(Extracts from a graphics dataset)
+++
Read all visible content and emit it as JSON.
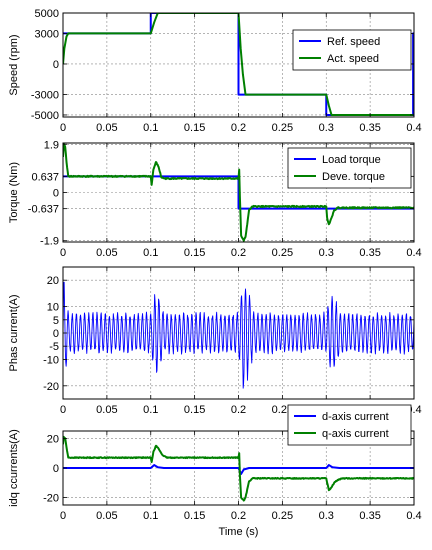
{
  "chart_data": [
    {
      "type": "line",
      "ylabel": "Speed  (rpm)",
      "xlabel": "",
      "xlim": [
        0,
        0.4
      ],
      "ylim": [
        -5200,
        5000
      ],
      "xticks": [
        0,
        0.05,
        0.1,
        0.15,
        0.2,
        0.25,
        0.3,
        0.35,
        0.4
      ],
      "xtick_labels": [
        "0",
        "0.05",
        "0.1",
        "0.15",
        "0.2",
        "0.25",
        "0.3",
        "0.35",
        "0.4"
      ],
      "yticks": [
        5000,
        3000,
        0,
        -3000,
        -5000
      ],
      "ytick_labels": [
        "5000",
        "3000",
        "0",
        "-3000",
        "-5000"
      ],
      "grid": true,
      "legend_position": "top-right",
      "series": [
        {
          "name": "Ref. speed",
          "color": "#0000ff",
          "x": [
            0,
            0.1,
            0.1,
            0.2,
            0.2,
            0.3,
            0.3,
            0.399,
            0.399,
            0.4
          ],
          "y": [
            3000,
            3000,
            5000,
            5000,
            -3000,
            -3000,
            -5000,
            -5000,
            3000,
            3000
          ]
        },
        {
          "name": "Act. speed",
          "color": "#008000",
          "x": [
            0,
            0.0015,
            0.004,
            0.006,
            0.1,
            0.104,
            0.108,
            0.2,
            0.2025,
            0.205,
            0.208,
            0.3,
            0.303,
            0.306,
            0.399
          ],
          "y": [
            0,
            1500,
            2700,
            3000,
            3000,
            4100,
            5000,
            5000,
            1500,
            -1000,
            -3000,
            -3000,
            -4100,
            -5000,
            -5000
          ]
        }
      ]
    },
    {
      "type": "line",
      "ylabel": "Torque (Nm)",
      "xlabel": "",
      "xlim": [
        0,
        0.4
      ],
      "ylim": [
        -1.95,
        1.95
      ],
      "xticks": [
        0,
        0.05,
        0.1,
        0.15,
        0.2,
        0.25,
        0.3,
        0.35,
        0.4
      ],
      "xtick_labels": [
        "0",
        "0.05",
        "0.1",
        "0.15",
        "0.2",
        "0.25",
        "0.3",
        "0.35",
        "0.4"
      ],
      "yticks": [
        1.9,
        0.637,
        0,
        -0.637,
        -1.9
      ],
      "ytick_labels": [
        "1.9",
        "0.637",
        "0",
        "-0.637",
        "-1.9"
      ],
      "grid": true,
      "legend_position": "top-right",
      "series": [
        {
          "name": "Load torque",
          "color": "#0000ff",
          "x": [
            0,
            0.2,
            0.2,
            0.4
          ],
          "y": [
            0.637,
            0.637,
            -0.637,
            -0.637
          ]
        },
        {
          "name": "Deve. torque",
          "color": "#008000",
          "x": [
            0,
            0.001,
            0.0025,
            0.004,
            0.006,
            0.1,
            0.101,
            0.103,
            0.106,
            0.109,
            0.112,
            0.116,
            0.2,
            0.2008,
            0.2016,
            0.203,
            0.206,
            0.208,
            0.212,
            0.216,
            0.3,
            0.301,
            0.303,
            0.306,
            0.309,
            0.313,
            0.318,
            0.4
          ],
          "y": [
            1.4,
            1.9,
            1.8,
            1.2,
            0.637,
            0.637,
            0.3,
            0.9,
            1.2,
            1.0,
            0.6,
            0.55,
            0.55,
            0.9,
            -0.2,
            -1.7,
            -1.9,
            -1.75,
            -0.7,
            -0.55,
            -0.55,
            -1.0,
            -1.25,
            -1.0,
            -0.7,
            -0.6,
            -0.6,
            -0.6
          ]
        }
      ]
    },
    {
      "type": "line",
      "ylabel": "Phas current(A)",
      "xlabel": "",
      "xlim": [
        0,
        0.4
      ],
      "ylim": [
        -25,
        25
      ],
      "xticks": [
        0,
        0.05,
        0.1,
        0.15,
        0.2,
        0.25,
        0.3,
        0.35,
        0.4
      ],
      "xtick_labels": [
        "0",
        "0.05",
        "0.1",
        "0.15",
        "0.2",
        "0.25",
        "0.3",
        "0.35",
        "0.4"
      ],
      "yticks": [
        20,
        10,
        5,
        0,
        -5,
        -10,
        -20
      ],
      "ytick_labels": [
        "20",
        "10",
        "5",
        "0",
        "-5",
        "-10",
        "-20"
      ],
      "grid": true,
      "series": [
        {
          "name": "",
          "color": "#0000ff",
          "envelope": [
            [
              0,
              21
            ],
            [
              0.006,
              7
            ],
            [
              0.1,
              7
            ],
            [
              0.106,
              16
            ],
            [
              0.116,
              7
            ],
            [
              0.2,
              7
            ],
            [
              0.206,
              22
            ],
            [
              0.218,
              7
            ],
            [
              0.3,
              7
            ],
            [
              0.306,
              16
            ],
            [
              0.316,
              7
            ],
            [
              0.4,
              7
            ]
          ]
        }
      ]
    },
    {
      "type": "line",
      "ylabel": "idq ccurrents(A)",
      "xlabel": "Time (s)",
      "xlim": [
        0,
        0.4
      ],
      "ylim": [
        -25,
        25
      ],
      "xticks": [
        0,
        0.05,
        0.1,
        0.15,
        0.2,
        0.25,
        0.3,
        0.35,
        0.4
      ],
      "xtick_labels": [
        "0",
        "0.05",
        "0.1",
        "0.15",
        "0.2",
        "0.25",
        "0.3",
        "0.35",
        "0.4"
      ],
      "yticks": [
        20,
        0,
        -20
      ],
      "ytick_labels": [
        "20",
        "0",
        "-20"
      ],
      "grid": true,
      "legend_position": "top-right",
      "series": [
        {
          "name": "d-axis current",
          "color": "#0000ff",
          "x": [
            0,
            0.1,
            0.104,
            0.108,
            0.115,
            0.2,
            0.203,
            0.206,
            0.212,
            0.3,
            0.303,
            0.307,
            0.315,
            0.4
          ],
          "y": [
            0,
            0,
            2,
            0.5,
            0,
            0,
            -4,
            -1,
            0,
            0,
            2,
            0.5,
            0,
            0
          ]
        },
        {
          "name": "q-axis current",
          "color": "#008000",
          "x": [
            0,
            0.0008,
            0.0025,
            0.004,
            0.006,
            0.1,
            0.101,
            0.103,
            0.106,
            0.109,
            0.113,
            0.118,
            0.2,
            0.2008,
            0.2016,
            0.203,
            0.206,
            0.208,
            0.212,
            0.216,
            0.3,
            0.301,
            0.303,
            0.306,
            0.309,
            0.313,
            0.318,
            0.4
          ],
          "y": [
            16,
            21,
            20,
            14,
            7,
            7,
            4,
            11,
            15,
            13,
            9,
            7,
            7,
            10,
            -5,
            -20,
            -22,
            -20,
            -9,
            -7,
            -7,
            -10,
            -15,
            -13,
            -10,
            -8,
            -7,
            -7
          ]
        }
      ]
    }
  ]
}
+++
Filter the listing above for the string "name" and copy every matching line.

THE ANSWER -
          "name": "Ref. speed",
          "name": "Act. speed",
          "name": "Load torque",
          "name": "Deve. torque",
          "name": "",
          "name": "d-axis current",
          "name": "q-axis current",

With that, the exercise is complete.